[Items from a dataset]
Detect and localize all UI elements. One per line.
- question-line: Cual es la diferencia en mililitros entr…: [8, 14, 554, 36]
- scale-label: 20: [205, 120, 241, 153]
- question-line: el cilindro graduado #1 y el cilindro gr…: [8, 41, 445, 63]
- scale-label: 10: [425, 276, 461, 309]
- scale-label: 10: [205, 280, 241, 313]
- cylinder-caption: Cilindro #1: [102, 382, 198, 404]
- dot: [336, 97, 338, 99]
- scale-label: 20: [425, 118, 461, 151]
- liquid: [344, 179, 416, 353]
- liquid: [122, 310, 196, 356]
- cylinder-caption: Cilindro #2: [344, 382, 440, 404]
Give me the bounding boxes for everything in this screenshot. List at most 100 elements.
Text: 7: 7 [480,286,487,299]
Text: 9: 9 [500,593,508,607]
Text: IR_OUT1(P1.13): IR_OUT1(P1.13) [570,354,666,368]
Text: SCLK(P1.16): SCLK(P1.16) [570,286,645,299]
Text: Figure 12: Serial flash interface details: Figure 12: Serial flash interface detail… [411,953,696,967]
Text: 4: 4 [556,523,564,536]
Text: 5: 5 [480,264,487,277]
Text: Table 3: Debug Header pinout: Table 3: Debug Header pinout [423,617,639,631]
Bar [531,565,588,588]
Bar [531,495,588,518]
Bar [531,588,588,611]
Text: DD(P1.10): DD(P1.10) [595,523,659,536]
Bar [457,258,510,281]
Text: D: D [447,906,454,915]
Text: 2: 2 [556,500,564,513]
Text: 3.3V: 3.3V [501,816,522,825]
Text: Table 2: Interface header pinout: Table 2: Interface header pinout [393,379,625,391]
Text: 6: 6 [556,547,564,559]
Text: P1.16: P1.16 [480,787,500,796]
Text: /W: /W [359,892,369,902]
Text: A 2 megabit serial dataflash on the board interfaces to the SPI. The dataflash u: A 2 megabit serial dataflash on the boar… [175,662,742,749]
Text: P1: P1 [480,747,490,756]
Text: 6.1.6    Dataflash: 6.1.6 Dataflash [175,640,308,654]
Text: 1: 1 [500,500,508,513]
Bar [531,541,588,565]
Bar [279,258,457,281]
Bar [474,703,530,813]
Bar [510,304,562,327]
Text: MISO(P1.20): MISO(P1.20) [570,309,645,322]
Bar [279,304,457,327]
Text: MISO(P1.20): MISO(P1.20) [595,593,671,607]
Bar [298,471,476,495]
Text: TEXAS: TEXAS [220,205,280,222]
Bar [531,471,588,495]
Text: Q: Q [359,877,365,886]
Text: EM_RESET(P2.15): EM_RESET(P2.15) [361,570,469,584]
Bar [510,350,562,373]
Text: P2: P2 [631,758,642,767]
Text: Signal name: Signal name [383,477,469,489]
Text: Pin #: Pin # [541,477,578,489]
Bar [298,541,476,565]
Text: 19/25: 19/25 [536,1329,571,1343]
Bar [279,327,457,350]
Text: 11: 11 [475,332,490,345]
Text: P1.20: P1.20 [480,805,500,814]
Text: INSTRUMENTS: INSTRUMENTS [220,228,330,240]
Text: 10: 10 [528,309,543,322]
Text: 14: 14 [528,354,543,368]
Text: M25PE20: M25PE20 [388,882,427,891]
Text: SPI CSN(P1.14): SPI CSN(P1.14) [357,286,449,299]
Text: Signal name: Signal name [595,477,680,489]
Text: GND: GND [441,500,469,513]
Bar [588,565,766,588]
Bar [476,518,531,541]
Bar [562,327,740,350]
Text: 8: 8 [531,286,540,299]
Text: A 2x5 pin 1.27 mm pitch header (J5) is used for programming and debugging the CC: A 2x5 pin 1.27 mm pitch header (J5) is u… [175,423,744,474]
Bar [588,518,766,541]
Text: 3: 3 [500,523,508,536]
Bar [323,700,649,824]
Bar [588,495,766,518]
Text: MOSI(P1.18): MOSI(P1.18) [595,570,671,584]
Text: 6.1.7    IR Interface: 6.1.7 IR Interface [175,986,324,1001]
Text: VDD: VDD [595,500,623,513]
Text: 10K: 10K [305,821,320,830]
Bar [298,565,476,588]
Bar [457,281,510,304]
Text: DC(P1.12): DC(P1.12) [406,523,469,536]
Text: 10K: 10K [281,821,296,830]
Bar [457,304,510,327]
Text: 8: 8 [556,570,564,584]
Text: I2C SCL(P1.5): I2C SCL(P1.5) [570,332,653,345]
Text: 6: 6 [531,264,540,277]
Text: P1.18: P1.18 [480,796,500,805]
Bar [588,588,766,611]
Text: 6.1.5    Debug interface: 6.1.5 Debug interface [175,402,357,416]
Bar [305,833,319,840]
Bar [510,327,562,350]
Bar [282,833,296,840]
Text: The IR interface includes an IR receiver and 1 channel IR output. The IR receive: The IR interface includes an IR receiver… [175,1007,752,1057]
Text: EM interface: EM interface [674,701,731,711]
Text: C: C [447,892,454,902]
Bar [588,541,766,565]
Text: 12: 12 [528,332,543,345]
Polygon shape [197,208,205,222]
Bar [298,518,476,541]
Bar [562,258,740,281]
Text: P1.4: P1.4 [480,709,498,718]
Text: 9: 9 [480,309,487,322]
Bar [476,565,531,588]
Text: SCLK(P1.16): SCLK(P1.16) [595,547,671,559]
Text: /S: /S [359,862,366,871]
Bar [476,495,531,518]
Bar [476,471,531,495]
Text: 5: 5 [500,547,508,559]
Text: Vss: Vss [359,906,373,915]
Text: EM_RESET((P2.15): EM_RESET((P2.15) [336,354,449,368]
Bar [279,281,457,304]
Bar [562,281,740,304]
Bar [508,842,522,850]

_SHORT EXERCISE:_ Copy every line of the records above word for word, with nothing left out.

_THE RESULT:_
Detect and localize all UI elements. One per line.
- question-line: Cual es la diferencia en mililitros entr…: [8, 14, 554, 36]
- scale-label: 20: [205, 120, 241, 153]
- question-line: el cilindro graduado #1 y el cilindro gr…: [8, 41, 445, 63]
- scale-label: 10: [425, 276, 461, 309]
- scale-label: 10: [205, 280, 241, 313]
- cylinder-caption: Cilindro #1: [102, 382, 198, 404]
- dot: [336, 97, 338, 99]
- scale-label: 20: [425, 118, 461, 151]
- liquid: [344, 179, 416, 353]
- liquid: [122, 310, 196, 356]
- cylinder-caption: Cilindro #2: [344, 382, 440, 404]
Give me the bounding boxes for everything in this screenshot. List at most 100 elements.
Text: 7: 7 [480,286,487,299]
Text: 9: 9 [500,593,508,607]
Text: IR_OUT1(P1.13): IR_OUT1(P1.13) [570,354,666,368]
Text: SCLK(P1.16): SCLK(P1.16) [570,286,645,299]
Text: Figure 12: Serial flash interface details: Figure 12: Serial flash interface detail… [411,953,696,967]
Text: 4: 4 [556,523,564,536]
Text: 5: 5 [480,264,487,277]
Text: Table 3: Debug Header pinout: Table 3: Debug Header pinout [423,617,639,631]
Bar [531,565,588,588]
Bar [531,495,588,518]
Bar [531,588,588,611]
Text: DD(P1.10): DD(P1.10) [595,523,659,536]
Bar [457,258,510,281]
Text: D: D [447,906,454,915]
Text: 2: 2 [556,500,564,513]
Text: 3.3V: 3.3V [501,816,522,825]
Text: Table 2: Interface header pinout: Table 2: Interface header pinout [393,379,625,391]
Text: 6: 6 [556,547,564,559]
Text: P1.16: P1.16 [480,787,500,796]
Text: /W: /W [359,892,369,902]
Text: A 2 megabit serial dataflash on the board interfaces to the SPI. The dataflash u: A 2 megabit serial dataflash on the boar… [175,662,742,749]
Text: P1: P1 [480,747,490,756]
Text: 6.1.6    Dataflash: 6.1.6 Dataflash [175,640,308,654]
Text: 1: 1 [500,500,508,513]
Bar [531,541,588,565]
Bar [279,258,457,281]
Bar [474,703,530,813]
Bar [510,304,562,327]
Text: MISO(P1.20): MISO(P1.20) [570,309,645,322]
Bar [279,304,457,327]
Text: MISO(P1.20): MISO(P1.20) [595,593,671,607]
Bar [298,471,476,495]
Text: TEXAS: TEXAS [220,205,280,222]
Bar [531,471,588,495]
Text: Q: Q [359,877,365,886]
Text: EM_RESET(P2.15): EM_RESET(P2.15) [361,570,469,584]
Bar [510,350,562,373]
Text: P2: P2 [631,758,642,767]
Text: Signal name: Signal name [383,477,469,489]
Text: Pin #: Pin # [541,477,578,489]
Bar [298,541,476,565]
Text: 19/25: 19/25 [536,1329,571,1343]
Bar [279,327,457,350]
Text: 11: 11 [475,332,490,345]
Text: P1.20: P1.20 [480,805,500,814]
Text: INSTRUMENTS: INSTRUMENTS [220,228,330,240]
Text: 10: 10 [528,309,543,322]
Text: 14: 14 [528,354,543,368]
Text: M25PE20: M25PE20 [388,882,427,891]
Text: SPI CSN(P1.14): SPI CSN(P1.14) [357,286,449,299]
Text: Signal name: Signal name [595,477,680,489]
Text: GND: GND [441,500,469,513]
Bar [588,565,766,588]
Bar [476,518,531,541]
Bar [562,327,740,350]
Text: 8: 8 [531,286,540,299]
Text: A 2x5 pin 1.27 mm pitch header (J5) is used for programming and debugging the CC: A 2x5 pin 1.27 mm pitch header (J5) is u… [175,423,744,474]
Bar [588,518,766,541]
Text: 3: 3 [500,523,508,536]
Bar [323,700,649,824]
Bar [588,495,766,518]
Text: MOSI(P1.18): MOSI(P1.18) [595,570,671,584]
Text: 6.1.7    IR Interface: 6.1.7 IR Interface [175,986,324,1001]
Text: VDD: VDD [595,500,623,513]
Text: 10K: 10K [305,821,320,830]
Bar [298,565,476,588]
Bar [457,281,510,304]
Text: DC(P1.12): DC(P1.12) [406,523,469,536]
Text: 10K: 10K [281,821,296,830]
Bar [457,304,510,327]
Text: 8: 8 [556,570,564,584]
Text: I2C SCL(P1.5): I2C SCL(P1.5) [570,332,653,345]
Text: 6: 6 [531,264,540,277]
Text: P1.18: P1.18 [480,796,500,805]
Bar [588,588,766,611]
Text: 6.1.5    Debug interface: 6.1.5 Debug interface [175,402,357,416]
Bar [305,833,319,840]
Bar [510,327,562,350]
Bar [282,833,296,840]
Text: The IR interface includes an IR receiver and 1 channel IR output. The IR receive: The IR interface includes an IR receiver… [175,1007,752,1057]
Text: EM interface: EM interface [674,701,731,711]
Text: C: C [447,892,454,902]
Bar [588,541,766,565]
Text: 12: 12 [528,332,543,345]
Polygon shape [197,208,205,222]
Bar [298,518,476,541]
Bar [562,258,740,281]
Text: P1.4: P1.4 [480,709,498,718]
Text: 9: 9 [480,309,487,322]
Bar [476,565,531,588]
Text: SCLK(P1.16): SCLK(P1.16) [595,547,671,559]
Text: /S: /S [359,862,366,871]
Bar [476,495,531,518]
Bar [476,471,531,495]
Text: 5: 5 [500,547,508,559]
Text: Vss: Vss [359,906,373,915]
Text: EM_RESET((P2.15): EM_RESET((P2.15) [336,354,449,368]
Bar [279,281,457,304]
Bar [562,281,740,304]
Bar [508,842,522,850]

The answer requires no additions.